__Challenge__
Your task is to repeat the listing exactly.

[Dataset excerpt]
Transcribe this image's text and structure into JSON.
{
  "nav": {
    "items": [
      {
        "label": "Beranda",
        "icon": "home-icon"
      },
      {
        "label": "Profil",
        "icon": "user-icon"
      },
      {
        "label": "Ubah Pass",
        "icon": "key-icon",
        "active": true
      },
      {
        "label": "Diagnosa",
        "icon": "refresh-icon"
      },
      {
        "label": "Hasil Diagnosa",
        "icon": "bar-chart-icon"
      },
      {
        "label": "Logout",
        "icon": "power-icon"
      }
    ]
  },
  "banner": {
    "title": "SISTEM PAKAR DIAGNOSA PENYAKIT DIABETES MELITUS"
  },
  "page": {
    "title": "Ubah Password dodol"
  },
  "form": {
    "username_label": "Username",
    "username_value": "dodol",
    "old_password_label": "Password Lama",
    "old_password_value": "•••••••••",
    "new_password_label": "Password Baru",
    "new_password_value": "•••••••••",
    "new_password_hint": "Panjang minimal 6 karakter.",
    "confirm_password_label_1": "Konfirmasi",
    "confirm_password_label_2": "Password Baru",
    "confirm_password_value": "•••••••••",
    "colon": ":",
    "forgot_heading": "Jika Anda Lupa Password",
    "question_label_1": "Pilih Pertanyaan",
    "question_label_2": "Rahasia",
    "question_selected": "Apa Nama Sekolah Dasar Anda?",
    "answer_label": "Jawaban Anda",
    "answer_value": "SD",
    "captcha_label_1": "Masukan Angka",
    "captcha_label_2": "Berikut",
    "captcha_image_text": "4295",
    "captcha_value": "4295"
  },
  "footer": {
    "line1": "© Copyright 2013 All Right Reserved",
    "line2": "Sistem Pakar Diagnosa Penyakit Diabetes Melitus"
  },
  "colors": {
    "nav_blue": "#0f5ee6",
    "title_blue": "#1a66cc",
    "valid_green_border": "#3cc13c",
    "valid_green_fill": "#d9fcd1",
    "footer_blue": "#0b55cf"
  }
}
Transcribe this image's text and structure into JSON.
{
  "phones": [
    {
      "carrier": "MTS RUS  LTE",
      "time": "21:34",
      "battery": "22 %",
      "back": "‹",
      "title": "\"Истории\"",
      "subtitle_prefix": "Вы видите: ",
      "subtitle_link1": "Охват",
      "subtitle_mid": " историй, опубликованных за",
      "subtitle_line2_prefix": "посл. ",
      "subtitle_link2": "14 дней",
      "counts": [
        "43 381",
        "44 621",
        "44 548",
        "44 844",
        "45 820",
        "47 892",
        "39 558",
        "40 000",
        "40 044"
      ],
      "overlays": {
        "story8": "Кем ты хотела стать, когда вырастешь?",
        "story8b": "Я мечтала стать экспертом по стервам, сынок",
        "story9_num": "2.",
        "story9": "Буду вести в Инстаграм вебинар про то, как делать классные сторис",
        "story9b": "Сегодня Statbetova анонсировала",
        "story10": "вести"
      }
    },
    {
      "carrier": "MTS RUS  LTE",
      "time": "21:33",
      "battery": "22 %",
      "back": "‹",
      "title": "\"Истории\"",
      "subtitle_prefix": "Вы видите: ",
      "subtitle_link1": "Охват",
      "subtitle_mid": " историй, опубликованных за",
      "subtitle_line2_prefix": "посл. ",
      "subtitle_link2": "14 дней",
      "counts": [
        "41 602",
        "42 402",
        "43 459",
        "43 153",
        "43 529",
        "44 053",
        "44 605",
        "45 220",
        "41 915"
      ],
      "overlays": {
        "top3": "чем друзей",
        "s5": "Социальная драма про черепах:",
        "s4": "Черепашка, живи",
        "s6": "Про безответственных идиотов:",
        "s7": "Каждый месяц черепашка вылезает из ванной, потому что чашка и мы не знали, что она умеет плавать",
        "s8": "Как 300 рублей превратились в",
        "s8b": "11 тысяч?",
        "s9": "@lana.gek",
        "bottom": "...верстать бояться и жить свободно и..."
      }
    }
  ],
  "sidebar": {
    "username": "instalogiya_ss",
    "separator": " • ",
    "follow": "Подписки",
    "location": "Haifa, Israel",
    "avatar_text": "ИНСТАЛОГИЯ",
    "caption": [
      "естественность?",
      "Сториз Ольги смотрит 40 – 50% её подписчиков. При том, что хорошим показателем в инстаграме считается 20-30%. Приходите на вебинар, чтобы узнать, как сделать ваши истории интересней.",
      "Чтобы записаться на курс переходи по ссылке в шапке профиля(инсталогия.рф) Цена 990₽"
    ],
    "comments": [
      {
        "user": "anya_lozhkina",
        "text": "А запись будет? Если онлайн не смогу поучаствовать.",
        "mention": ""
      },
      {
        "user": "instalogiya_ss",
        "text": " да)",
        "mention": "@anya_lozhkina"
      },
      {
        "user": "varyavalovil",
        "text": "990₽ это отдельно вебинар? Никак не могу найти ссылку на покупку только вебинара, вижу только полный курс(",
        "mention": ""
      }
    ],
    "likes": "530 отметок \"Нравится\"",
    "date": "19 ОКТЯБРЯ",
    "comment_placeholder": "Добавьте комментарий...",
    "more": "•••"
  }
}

__Answer to this exercise__
Transcribe this image's text and structure into JSON.
{
  "nav": {
    "items": [
      {
        "label": "Beranda",
        "icon": "home-icon"
      },
      {
        "label": "Profil",
        "icon": "user-icon"
      },
      {
        "label": "Ubah Pass",
        "icon": "key-icon",
        "active": true
      },
      {
        "label": "Diagnosa",
        "icon": "refresh-icon"
      },
      {
        "label": "Hasil Diagnosa",
        "icon": "bar-chart-icon"
      },
      {
        "label": "Logout",
        "icon": "power-icon"
      }
    ]
  },
  "banner": {
    "title": "SISTEM PAKAR DIAGNOSA PENYAKIT DIABETES MELITUS"
  },
  "page": {
    "title": "Ubah Password dodol"
  },
  "form": {
    "username_label": "Username",
    "username_value": "dodol",
    "old_password_label": "Password Lama",
    "old_password_value": "•••••••••",
    "new_password_label": "Password Baru",
    "new_password_value": "•••••••••",
    "new_password_hint": "Panjang minimal 6 karakter.",
    "confirm_password_label_1": "Konfirmasi",
    "confirm_password_label_2": "Password Baru",
    "confirm_password_value": "•••••••••",
    "colon": ":",
    "forgot_heading": "Jika Anda Lupa Password",
    "question_label_1": "Pilih Pertanyaan",
    "question_label_2": "Rahasia",
    "question_selected": "Apa Nama Sekolah Dasar Anda?",
    "answer_label": "Jawaban Anda",
    "answer_value": "SD",
    "captcha_label_1": "Masukan Angka",
    "captcha_label_2": "Berikut",
    "captcha_image_text": "4295",
    "captcha_value": "4295"
  },
  "footer": {
    "line1": "© Copyright 2013 All Right Reserved",
    "line2": "Sistem Pakar Diagnosa Penyakit Diabetes Melitus"
  },
  "colors": {
    "nav_blue": "#0f5ee6",
    "title_blue": "#1a66cc",
    "valid_green_border": "#3cc13c",
    "valid_green_fill": "#d9fcd1",
    "footer_blue": "#0b55cf"
  }
}
Transcribe this image's text and structure into JSON.
{
  "phones": [
    {
      "carrier": "MTS RUS  LTE",
      "time": "21:34",
      "battery": "22 %",
      "back": "‹",
      "title": "\"Истории\"",
      "subtitle_prefix": "Вы видите: ",
      "subtitle_link1": "Охват",
      "subtitle_mid": " историй, опубликованных за",
      "subtitle_line2_prefix": "посл. ",
      "subtitle_link2": "14 дней",
      "counts": [
        "43 381",
        "44 621",
        "44 548",
        "44 844",
        "45 820",
        "47 892",
        "39 558",
        "40 000",
        "40 044"
      ],
      "overlays": {
        "story8": "Кем ты хотела стать, когда вырастешь?",
        "story8b": "Я мечтала стать экспертом по стервам, сынок",
        "story9_num": "2.",
        "story9": "Буду вести в Инстаграм вебинар про то, как делать классные сторис",
        "story9b": "Сегодня Statbetova анонсировала",
        "story10": "вести"
      }
    },
    {
      "carrier": "MTS RUS  LTE",
      "time": "21:33",
      "battery": "22 %",
      "back": "‹",
      "title": "\"Истории\"",
      "subtitle_prefix": "Вы видите: ",
      "subtitle_link1": "Охват",
      "subtitle_mid": " историй, опубликованных за",
      "subtitle_line2_prefix": "посл. ",
      "subtitle_link2": "14 дней",
      "counts": [
        "41 602",
        "42 402",
        "43 459",
        "43 153",
        "43 529",
        "44 053",
        "44 605",
        "45 220",
        "41 915"
      ],
      "overlays": {
        "top3": "чем друзей",
        "s5": "Социальная драма про черепах:",
        "s4": "Черепашка, живи",
        "s6": "Про безответственных идиотов:",
        "s7": "Каждый месяц черепашка вылезает из ванной, потому что чашка и мы не знали, что она умеет плавать",
        "s8": "Как 300 рублей превратились в",
        "s8b": "11 тысяч?",
        "s9": "@lana.gek",
        "bottom": "...верстать бояться и жить свободно и..."
      }
    }
  ],
  "sidebar": {
    "username": "instalogiya_ss",
    "separator": " • ",
    "follow": "Подписки",
    "location": "Haifa, Israel",
    "avatar_text": "ИНСТАЛОГИЯ",
    "caption": [
      "естественность?",
      "Сториз Ольги смотрит 40 – 50% её подписчиков. При том, что хорошим показателем в инстаграме считается 20-30%. Приходите на вебинар, чтобы узнать, как сделать ваши истории интересней.",
      "Чтобы записаться на курс переходи по ссылке в шапке профиля(инсталогия.рф) Цена 990₽"
    ],
    "comments": [
      {
        "user": "anya_lozhkina",
        "text": "А запись будет? Если онлайн не смогу поучаствовать.",
        "mention": ""
      },
      {
        "user": "instalogiya_ss",
        "text": " да)",
        "mention": "@anya_lozhkina"
      },
      {
        "user": "varyavalovil",
        "text": "990₽ это отдельно вебинар? Никак не могу найти ссылку на покупку только вебинара, вижу только полный курс(",
        "mention": ""
      }
    ],
    "likes": "530 отметок \"Нравится\"",
    "date": "19 ОКТЯБРЯ",
    "comment_placeholder": "Добавьте комментарий...",
    "more": "•••"
  }
}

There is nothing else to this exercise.